**PROBLEM REQUIREMENTS:** Quote every line as written. Omit pictures.
* START DATA FOR PROCESSING *
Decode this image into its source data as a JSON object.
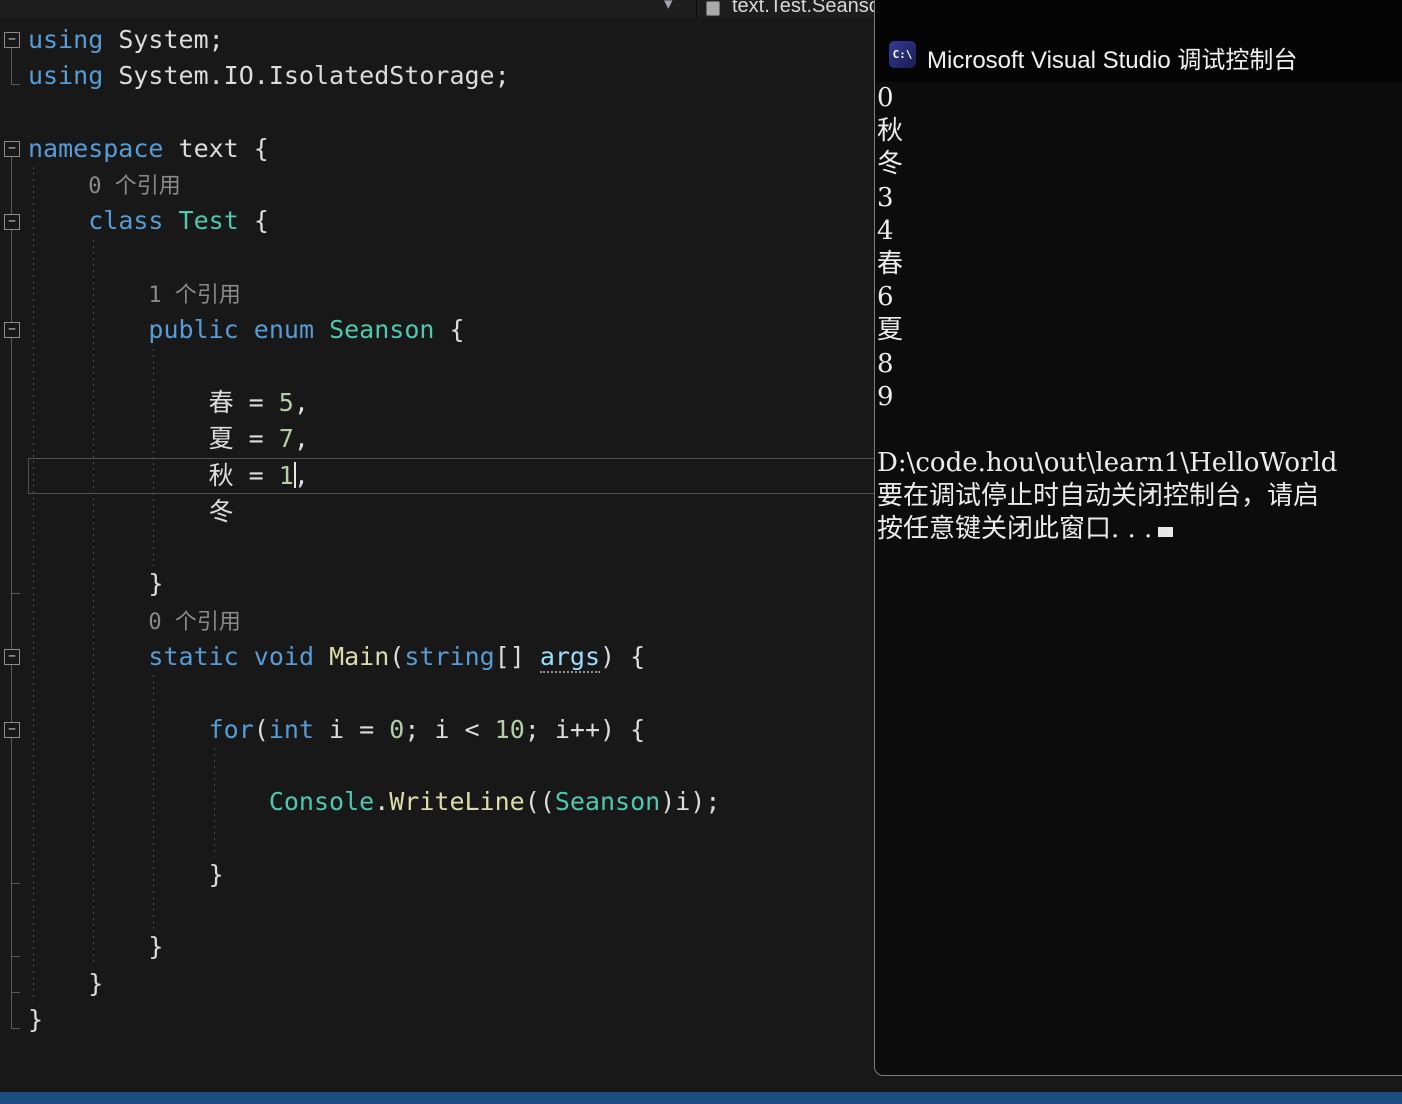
{
  "colors": {
    "kw": "#569CD6",
    "ty": "#4EC9B0",
    "me": "#DCDCAA",
    "nu": "#B5CEA8",
    "pa": "#9CDCFE",
    "pl": "#DCDCDC",
    "cl": "#8A8A8A",
    "statusbar": "#1B4C82",
    "editor_bg": "#181818",
    "console_bg": "#0C0C0C"
  },
  "navbar": {
    "dropdown_glyph": "▾",
    "symbol_icon": "enum-icon",
    "path": "text.Test.Seanson"
  },
  "editor": {
    "lines": [
      {
        "indent": 0,
        "tokens": [
          [
            "kw",
            "using"
          ],
          [
            "pl",
            " System;"
          ]
        ]
      },
      {
        "indent": 0,
        "tokens": [
          [
            "kw",
            "using"
          ],
          [
            "pl",
            " System.IO.IsolatedStorage;"
          ]
        ]
      },
      {
        "indent": 0,
        "tokens": []
      },
      {
        "indent": 0,
        "tokens": [
          [
            "kw",
            "namespace"
          ],
          [
            "pl",
            " text {"
          ]
        ]
      },
      {
        "indent": 4,
        "codelens": true,
        "tokens": [
          [
            "cl",
            "0 个引用"
          ]
        ]
      },
      {
        "indent": 4,
        "tokens": [
          [
            "kw",
            "class"
          ],
          [
            "pl",
            " "
          ],
          [
            "ty",
            "Test"
          ],
          [
            "pl",
            " {"
          ]
        ]
      },
      {
        "indent": 0,
        "tokens": []
      },
      {
        "indent": 8,
        "codelens": true,
        "tokens": [
          [
            "cl",
            "1 个引用"
          ]
        ]
      },
      {
        "indent": 8,
        "tokens": [
          [
            "kw",
            "public"
          ],
          [
            "pl",
            " "
          ],
          [
            "kw",
            "enum"
          ],
          [
            "pl",
            " "
          ],
          [
            "ty",
            "Seanson"
          ],
          [
            "pl",
            " {"
          ]
        ]
      },
      {
        "indent": 0,
        "tokens": []
      },
      {
        "indent": 12,
        "tokens": [
          [
            "pl",
            "春 = "
          ],
          [
            "nu",
            "5"
          ],
          [
            "pl",
            ","
          ]
        ]
      },
      {
        "indent": 12,
        "tokens": [
          [
            "pl",
            "夏 = "
          ],
          [
            "nu",
            "7"
          ],
          [
            "pl",
            ","
          ]
        ]
      },
      {
        "indent": 12,
        "current": true,
        "tokens": [
          [
            "pl",
            "秋 = "
          ],
          [
            "nu",
            "1"
          ],
          [
            "cur",
            ""
          ],
          [
            "pl",
            ","
          ]
        ]
      },
      {
        "indent": 12,
        "tokens": [
          [
            "pl",
            "冬"
          ]
        ]
      },
      {
        "indent": 0,
        "tokens": []
      },
      {
        "indent": 8,
        "tokens": [
          [
            "pl",
            "}"
          ]
        ]
      },
      {
        "indent": 8,
        "codelens": true,
        "tokens": [
          [
            "cl",
            "0 个引用"
          ]
        ]
      },
      {
        "indent": 8,
        "tokens": [
          [
            "kw",
            "static"
          ],
          [
            "pl",
            " "
          ],
          [
            "kw",
            "void"
          ],
          [
            "pl",
            " "
          ],
          [
            "me",
            "Main"
          ],
          [
            "pl",
            "("
          ],
          [
            "kw",
            "string"
          ],
          [
            "pl",
            "[] "
          ],
          [
            "pa",
            "args"
          ],
          [
            "pl",
            ") {"
          ]
        ]
      },
      {
        "indent": 0,
        "tokens": []
      },
      {
        "indent": 12,
        "tokens": [
          [
            "kw",
            "for"
          ],
          [
            "pl",
            "("
          ],
          [
            "kw",
            "int"
          ],
          [
            "pl",
            " i = "
          ],
          [
            "nu",
            "0"
          ],
          [
            "pl",
            "; i < "
          ],
          [
            "nu",
            "10"
          ],
          [
            "pl",
            "; i++) {"
          ]
        ]
      },
      {
        "indent": 0,
        "tokens": []
      },
      {
        "indent": 16,
        "tokens": [
          [
            "ty",
            "Console"
          ],
          [
            "pl",
            "."
          ],
          [
            "me",
            "WriteLine"
          ],
          [
            "pl",
            "(("
          ],
          [
            "ty",
            "Seanson"
          ],
          [
            "pl",
            ")i);"
          ]
        ]
      },
      {
        "indent": 0,
        "tokens": []
      },
      {
        "indent": 12,
        "tokens": [
          [
            "pl",
            "}"
          ]
        ]
      },
      {
        "indent": 0,
        "tokens": []
      },
      {
        "indent": 8,
        "tokens": [
          [
            "pl",
            "}"
          ]
        ]
      },
      {
        "indent": 4,
        "tokens": [
          [
            "pl",
            "}"
          ]
        ]
      },
      {
        "indent": 0,
        "tokens": [
          [
            "pl",
            "}"
          ]
        ]
      }
    ],
    "fold": {
      "glyph": "−",
      "boxes": [
        1,
        4,
        6,
        9,
        18,
        20
      ],
      "ticks": [
        2,
        16,
        24,
        26,
        27,
        28
      ],
      "lines": [
        [
          1,
          2
        ],
        [
          4,
          28
        ]
      ]
    },
    "guides": [
      {
        "col": 0,
        "from": 5,
        "to": 27
      },
      {
        "col": 4,
        "from": 7,
        "to": 26
      },
      {
        "col": 8,
        "from": 10,
        "to": 15
      },
      {
        "col": 8,
        "from": 19,
        "to": 25
      },
      {
        "col": 12,
        "from": 21,
        "to": 23
      }
    ]
  },
  "console": {
    "title": "Microsoft Visual Studio 调试控制台",
    "icon_label": "C:\\",
    "lines": [
      "0",
      "秋",
      "冬",
      "3",
      "4",
      "春",
      "6",
      "夏",
      "8",
      "9",
      "",
      "D:\\code.hou\\out\\learn1\\HelloWorld",
      "要在调试停止时自动关闭控制台，请启",
      "按任意键关闭此窗口. . ."
    ],
    "cursor_after_last_line": true
  }
}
* END DATA FOR PROCESSING *
**WRITTEN RESPONSE:**
Decode this image into its source data as a JSON object.
{
  "colors": {
    "kw": "#569CD6",
    "ty": "#4EC9B0",
    "me": "#DCDCAA",
    "nu": "#B5CEA8",
    "pa": "#9CDCFE",
    "pl": "#DCDCDC",
    "cl": "#8A8A8A",
    "statusbar": "#1B4C82",
    "editor_bg": "#181818",
    "console_bg": "#0C0C0C"
  },
  "navbar": {
    "dropdown_glyph": "▾",
    "symbol_icon": "enum-icon",
    "path": "text.Test.Seanson"
  },
  "editor": {
    "lines": [
      {
        "indent": 0,
        "tokens": [
          [
            "kw",
            "using"
          ],
          [
            "pl",
            " System;"
          ]
        ]
      },
      {
        "indent": 0,
        "tokens": [
          [
            "kw",
            "using"
          ],
          [
            "pl",
            " System.IO.IsolatedStorage;"
          ]
        ]
      },
      {
        "indent": 0,
        "tokens": []
      },
      {
        "indent": 0,
        "tokens": [
          [
            "kw",
            "namespace"
          ],
          [
            "pl",
            " text {"
          ]
        ]
      },
      {
        "indent": 4,
        "codelens": true,
        "tokens": [
          [
            "cl",
            "0 个引用"
          ]
        ]
      },
      {
        "indent": 4,
        "tokens": [
          [
            "kw",
            "class"
          ],
          [
            "pl",
            " "
          ],
          [
            "ty",
            "Test"
          ],
          [
            "pl",
            " {"
          ]
        ]
      },
      {
        "indent": 0,
        "tokens": []
      },
      {
        "indent": 8,
        "codelens": true,
        "tokens": [
          [
            "cl",
            "1 个引用"
          ]
        ]
      },
      {
        "indent": 8,
        "tokens": [
          [
            "kw",
            "public"
          ],
          [
            "pl",
            " "
          ],
          [
            "kw",
            "enum"
          ],
          [
            "pl",
            " "
          ],
          [
            "ty",
            "Seanson"
          ],
          [
            "pl",
            " {"
          ]
        ]
      },
      {
        "indent": 0,
        "tokens": []
      },
      {
        "indent": 12,
        "tokens": [
          [
            "pl",
            "春 = "
          ],
          [
            "nu",
            "5"
          ],
          [
            "pl",
            ","
          ]
        ]
      },
      {
        "indent": 12,
        "tokens": [
          [
            "pl",
            "夏 = "
          ],
          [
            "nu",
            "7"
          ],
          [
            "pl",
            ","
          ]
        ]
      },
      {
        "indent": 12,
        "current": true,
        "tokens": [
          [
            "pl",
            "秋 = "
          ],
          [
            "nu",
            "1"
          ],
          [
            "cur",
            ""
          ],
          [
            "pl",
            ","
          ]
        ]
      },
      {
        "indent": 12,
        "tokens": [
          [
            "pl",
            "冬"
          ]
        ]
      },
      {
        "indent": 0,
        "tokens": []
      },
      {
        "indent": 8,
        "tokens": [
          [
            "pl",
            "}"
          ]
        ]
      },
      {
        "indent": 8,
        "codelens": true,
        "tokens": [
          [
            "cl",
            "0 个引用"
          ]
        ]
      },
      {
        "indent": 8,
        "tokens": [
          [
            "kw",
            "static"
          ],
          [
            "pl",
            " "
          ],
          [
            "kw",
            "void"
          ],
          [
            "pl",
            " "
          ],
          [
            "me",
            "Main"
          ],
          [
            "pl",
            "("
          ],
          [
            "kw",
            "string"
          ],
          [
            "pl",
            "[] "
          ],
          [
            "pa",
            "args"
          ],
          [
            "pl",
            ") {"
          ]
        ]
      },
      {
        "indent": 0,
        "tokens": []
      },
      {
        "indent": 12,
        "tokens": [
          [
            "kw",
            "for"
          ],
          [
            "pl",
            "("
          ],
          [
            "kw",
            "int"
          ],
          [
            "pl",
            " i = "
          ],
          [
            "nu",
            "0"
          ],
          [
            "pl",
            "; i < "
          ],
          [
            "nu",
            "10"
          ],
          [
            "pl",
            "; i++) {"
          ]
        ]
      },
      {
        "indent": 0,
        "tokens": []
      },
      {
        "indent": 16,
        "tokens": [
          [
            "ty",
            "Console"
          ],
          [
            "pl",
            "."
          ],
          [
            "me",
            "WriteLine"
          ],
          [
            "pl",
            "(("
          ],
          [
            "ty",
            "Seanson"
          ],
          [
            "pl",
            ")i);"
          ]
        ]
      },
      {
        "indent": 0,
        "tokens": []
      },
      {
        "indent": 12,
        "tokens": [
          [
            "pl",
            "}"
          ]
        ]
      },
      {
        "indent": 0,
        "tokens": []
      },
      {
        "indent": 8,
        "tokens": [
          [
            "pl",
            "}"
          ]
        ]
      },
      {
        "indent": 4,
        "tokens": [
          [
            "pl",
            "}"
          ]
        ]
      },
      {
        "indent": 0,
        "tokens": [
          [
            "pl",
            "}"
          ]
        ]
      }
    ],
    "fold": {
      "glyph": "−",
      "boxes": [
        1,
        4,
        6,
        9,
        18,
        20
      ],
      "ticks": [
        2,
        16,
        24,
        26,
        27,
        28
      ],
      "lines": [
        [
          1,
          2
        ],
        [
          4,
          28
        ]
      ]
    },
    "guides": [
      {
        "col": 0,
        "from": 5,
        "to": 27
      },
      {
        "col": 4,
        "from": 7,
        "to": 26
      },
      {
        "col": 8,
        "from": 10,
        "to": 15
      },
      {
        "col": 8,
        "from": 19,
        "to": 25
      },
      {
        "col": 12,
        "from": 21,
        "to": 23
      }
    ]
  },
  "console": {
    "title": "Microsoft Visual Studio 调试控制台",
    "icon_label": "C:\\",
    "lines": [
      "0",
      "秋",
      "冬",
      "3",
      "4",
      "春",
      "6",
      "夏",
      "8",
      "9",
      "",
      "D:\\code.hou\\out\\learn1\\HelloWorld",
      "要在调试停止时自动关闭控制台，请启",
      "按任意键关闭此窗口. . ."
    ],
    "cursor_after_last_line": true
  }
}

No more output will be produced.